> [Stored rows]:
------------------------------
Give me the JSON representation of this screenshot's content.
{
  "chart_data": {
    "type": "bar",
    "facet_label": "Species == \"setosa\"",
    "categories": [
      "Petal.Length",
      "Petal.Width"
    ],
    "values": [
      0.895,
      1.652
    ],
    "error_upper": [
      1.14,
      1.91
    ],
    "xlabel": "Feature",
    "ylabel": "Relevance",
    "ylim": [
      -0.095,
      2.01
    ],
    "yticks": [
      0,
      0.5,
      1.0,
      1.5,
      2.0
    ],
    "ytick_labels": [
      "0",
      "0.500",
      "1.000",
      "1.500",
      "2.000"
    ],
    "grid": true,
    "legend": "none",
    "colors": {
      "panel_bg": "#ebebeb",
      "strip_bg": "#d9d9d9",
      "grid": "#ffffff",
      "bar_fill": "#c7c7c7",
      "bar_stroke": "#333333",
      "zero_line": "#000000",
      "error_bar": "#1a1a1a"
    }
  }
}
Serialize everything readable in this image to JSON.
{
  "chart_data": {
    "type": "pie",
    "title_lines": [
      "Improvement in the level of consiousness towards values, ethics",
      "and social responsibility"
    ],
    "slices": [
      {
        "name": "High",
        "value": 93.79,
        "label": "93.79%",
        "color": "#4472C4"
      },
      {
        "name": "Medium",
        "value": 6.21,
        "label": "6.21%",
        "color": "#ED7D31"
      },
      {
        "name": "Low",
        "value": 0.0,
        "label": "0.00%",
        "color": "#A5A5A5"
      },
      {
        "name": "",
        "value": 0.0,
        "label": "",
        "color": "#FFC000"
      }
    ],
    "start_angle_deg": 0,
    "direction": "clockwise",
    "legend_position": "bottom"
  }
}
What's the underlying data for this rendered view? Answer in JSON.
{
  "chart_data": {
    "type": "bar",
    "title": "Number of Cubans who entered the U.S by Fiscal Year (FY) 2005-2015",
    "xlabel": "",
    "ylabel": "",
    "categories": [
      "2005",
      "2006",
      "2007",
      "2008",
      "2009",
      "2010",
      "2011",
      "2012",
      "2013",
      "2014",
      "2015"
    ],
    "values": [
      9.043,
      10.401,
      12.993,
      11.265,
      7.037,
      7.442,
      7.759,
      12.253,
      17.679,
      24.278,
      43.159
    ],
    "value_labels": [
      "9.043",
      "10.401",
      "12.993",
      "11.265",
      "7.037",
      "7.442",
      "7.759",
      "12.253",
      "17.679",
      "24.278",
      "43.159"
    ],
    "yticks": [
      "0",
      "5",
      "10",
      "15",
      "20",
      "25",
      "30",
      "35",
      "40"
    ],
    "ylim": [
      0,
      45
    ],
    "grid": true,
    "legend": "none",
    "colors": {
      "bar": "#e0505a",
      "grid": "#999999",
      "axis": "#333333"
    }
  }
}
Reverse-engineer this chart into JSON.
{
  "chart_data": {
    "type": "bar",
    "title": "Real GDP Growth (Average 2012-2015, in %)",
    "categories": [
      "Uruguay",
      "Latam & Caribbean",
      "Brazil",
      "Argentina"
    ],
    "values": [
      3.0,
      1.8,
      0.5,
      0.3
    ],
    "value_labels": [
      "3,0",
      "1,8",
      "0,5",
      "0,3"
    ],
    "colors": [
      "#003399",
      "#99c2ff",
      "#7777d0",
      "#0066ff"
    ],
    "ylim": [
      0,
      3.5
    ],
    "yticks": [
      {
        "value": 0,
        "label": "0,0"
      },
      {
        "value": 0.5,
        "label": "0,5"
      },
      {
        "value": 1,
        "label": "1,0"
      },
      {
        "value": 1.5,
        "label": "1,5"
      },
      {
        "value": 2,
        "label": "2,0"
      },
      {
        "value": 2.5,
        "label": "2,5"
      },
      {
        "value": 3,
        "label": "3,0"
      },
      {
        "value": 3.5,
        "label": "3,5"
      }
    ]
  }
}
------------------------------
> [Required task]: Take the lines above and print them exactly.

> [Written answer]:
Give me the JSON representation of this screenshot's content.
{
  "chart_data": {
    "type": "bar",
    "facet_label": "Species == \"setosa\"",
    "categories": [
      "Petal.Length",
      "Petal.Width"
    ],
    "values": [
      0.895,
      1.652
    ],
    "error_upper": [
      1.14,
      1.91
    ],
    "xlabel": "Feature",
    "ylabel": "Relevance",
    "ylim": [
      -0.095,
      2.01
    ],
    "yticks": [
      0,
      0.5,
      1.0,
      1.5,
      2.0
    ],
    "ytick_labels": [
      "0",
      "0.500",
      "1.000",
      "1.500",
      "2.000"
    ],
    "grid": true,
    "legend": "none",
    "colors": {
      "panel_bg": "#ebebeb",
      "strip_bg": "#d9d9d9",
      "grid": "#ffffff",
      "bar_fill": "#c7c7c7",
      "bar_stroke": "#333333",
      "zero_line": "#000000",
      "error_bar": "#1a1a1a"
    }
  }
}
Serialize everything readable in this image to JSON.
{
  "chart_data": {
    "type": "pie",
    "title_lines": [
      "Improvement in the level of consiousness towards values, ethics",
      "and social responsibility"
    ],
    "slices": [
      {
        "name": "High",
        "value": 93.79,
        "label": "93.79%",
        "color": "#4472C4"
      },
      {
        "name": "Medium",
        "value": 6.21,
        "label": "6.21%",
        "color": "#ED7D31"
      },
      {
        "name": "Low",
        "value": 0.0,
        "label": "0.00%",
        "color": "#A5A5A5"
      },
      {
        "name": "",
        "value": 0.0,
        "label": "",
        "color": "#FFC000"
      }
    ],
    "start_angle_deg": 0,
    "direction": "clockwise",
    "legend_position": "bottom"
  }
}
What's the underlying data for this rendered view? Answer in JSON.
{
  "chart_data": {
    "type": "bar",
    "title": "Number of Cubans who entered the U.S by Fiscal Year (FY) 2005-2015",
    "xlabel": "",
    "ylabel": "",
    "categories": [
      "2005",
      "2006",
      "2007",
      "2008",
      "2009",
      "2010",
      "2011",
      "2012",
      "2013",
      "2014",
      "2015"
    ],
    "values": [
      9.043,
      10.401,
      12.993,
      11.265,
      7.037,
      7.442,
      7.759,
      12.253,
      17.679,
      24.278,
      43.159
    ],
    "value_labels": [
      "9.043",
      "10.401",
      "12.993",
      "11.265",
      "7.037",
      "7.442",
      "7.759",
      "12.253",
      "17.679",
      "24.278",
      "43.159"
    ],
    "yticks": [
      "0",
      "5",
      "10",
      "15",
      "20",
      "25",
      "30",
      "35",
      "40"
    ],
    "ylim": [
      0,
      45
    ],
    "grid": true,
    "legend": "none",
    "colors": {
      "bar": "#e0505a",
      "grid": "#999999",
      "axis": "#333333"
    }
  }
}
Reverse-engineer this chart into JSON.
{
  "chart_data": {
    "type": "bar",
    "title": "Real GDP Growth (Average 2012-2015, in %)",
    "categories": [
      "Uruguay",
      "Latam & Caribbean",
      "Brazil",
      "Argentina"
    ],
    "values": [
      3.0,
      1.8,
      0.5,
      0.3
    ],
    "value_labels": [
      "3,0",
      "1,8",
      "0,5",
      "0,3"
    ],
    "colors": [
      "#003399",
      "#99c2ff",
      "#7777d0",
      "#0066ff"
    ],
    "ylim": [
      0,
      3.5
    ],
    "yticks": [
      {
        "value": 0,
        "label": "0,0"
      },
      {
        "value": 0.5,
        "label": "0,5"
      },
      {
        "value": 1,
        "label": "1,0"
      },
      {
        "value": 1.5,
        "label": "1,5"
      },
      {
        "value": 2,
        "label": "2,0"
      },
      {
        "value": 2.5,
        "label": "2,5"
      },
      {
        "value": 3,
        "label": "3,0"
      },
      {
        "value": 3.5,
        "label": "3,5"
      }
    ]
  }
}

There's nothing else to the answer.